Set exercise: Copy every line below word for word, leaving the pictures out.

Data entries:
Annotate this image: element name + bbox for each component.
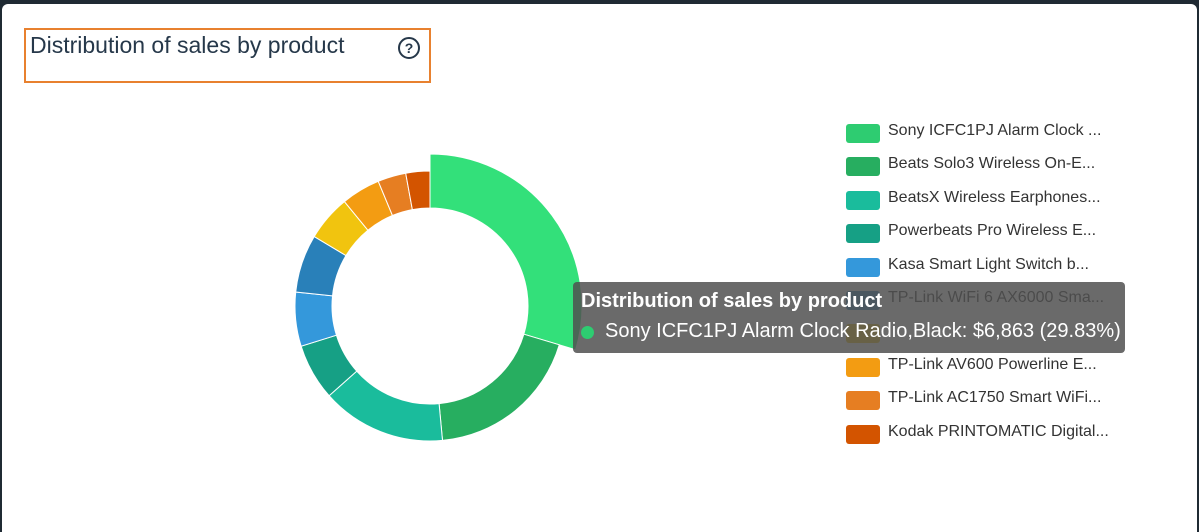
chart-tooltip: Distribution of sales by product Sony IC… (573, 282, 1125, 353)
legend-label: Sony ICFC1PJ Alarm Clock ... (888, 122, 1102, 139)
legend-swatch (846, 157, 880, 177)
legend-label: Beats Solo3 Wireless On-E... (888, 155, 1096, 173)
question-circle-icon[interactable]: ? (398, 37, 420, 59)
legend-label: Kodak PRINTOMATIC Digital... (888, 422, 1109, 440)
tooltip-series-dot (581, 326, 594, 339)
legend-swatch (846, 224, 880, 244)
legend-swatch (846, 257, 880, 277)
legend-swatch (846, 124, 880, 143)
tooltip-value: Sony ICFC1PJ Alarm Clock Radio,Black: $6… (605, 320, 1121, 342)
donut-slice[interactable] (328, 370, 444, 442)
legend-label: Powerbeats Pro Wireless E... (888, 222, 1097, 240)
legend-swatch (846, 424, 880, 444)
donut-slice[interactable] (405, 170, 431, 211)
title-highlight-box (24, 28, 431, 83)
donut-slice[interactable] (438, 333, 560, 441)
donut-slice[interactable] (429, 153, 583, 351)
legend-label: Kasa Smart Light Switch b... (888, 255, 1089, 273)
tooltip-title: Distribution of sales by product (581, 290, 883, 312)
legend-swatch (846, 391, 880, 411)
legend-swatch (846, 190, 880, 210)
legend-label: TP-Link AC1750 Smart WiFi... (888, 389, 1102, 407)
legend-label: BeatsX Wireless Earphones... (888, 188, 1101, 206)
legend-swatch (846, 357, 880, 377)
chart-title: Distribution of sales by product (30, 32, 345, 58)
legend-label: TP-Link AV600 Powerline E... (888, 355, 1097, 373)
chart-card (2, 4, 1197, 532)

Answer to the problem:
Annotate this image: element name + bbox for each component.
chart-tooltip: Distribution of sales by product Sony IC… (573, 282, 1125, 353)
legend-label: Sony ICFC1PJ Alarm Clock ... (888, 122, 1102, 139)
legend-swatch (846, 157, 880, 177)
legend-label: Beats Solo3 Wireless On-E... (888, 155, 1096, 173)
question-circle-icon[interactable]: ? (398, 37, 420, 59)
legend-label: Kodak PRINTOMATIC Digital... (888, 422, 1109, 440)
tooltip-series-dot (581, 326, 594, 339)
legend-swatch (846, 224, 880, 244)
legend-swatch (846, 257, 880, 277)
legend-swatch (846, 124, 880, 143)
tooltip-value: Sony ICFC1PJ Alarm Clock Radio,Black: $6… (605, 320, 1121, 342)
donut-slice[interactable] (328, 370, 444, 442)
legend-label: Powerbeats Pro Wireless E... (888, 222, 1097, 240)
legend-swatch (846, 424, 880, 444)
donut-slice[interactable] (405, 170, 431, 211)
title-highlight-box (24, 28, 431, 83)
donut-slice[interactable] (438, 333, 560, 441)
donut-slice[interactable] (429, 153, 583, 351)
legend-label: Kasa Smart Light Switch b... (888, 255, 1089, 273)
tooltip-title: Distribution of sales by product (581, 290, 883, 312)
legend-swatch (846, 391, 880, 411)
legend-swatch (846, 190, 880, 210)
legend-label: TP-Link AC1750 Smart WiFi... (888, 389, 1102, 407)
legend-label: BeatsX Wireless Earphones... (888, 188, 1101, 206)
legend-swatch (846, 357, 880, 377)
chart-title: Distribution of sales by product (30, 32, 345, 58)
legend-label: TP-Link AV600 Powerline E... (888, 355, 1097, 373)
chart-card (2, 4, 1197, 532)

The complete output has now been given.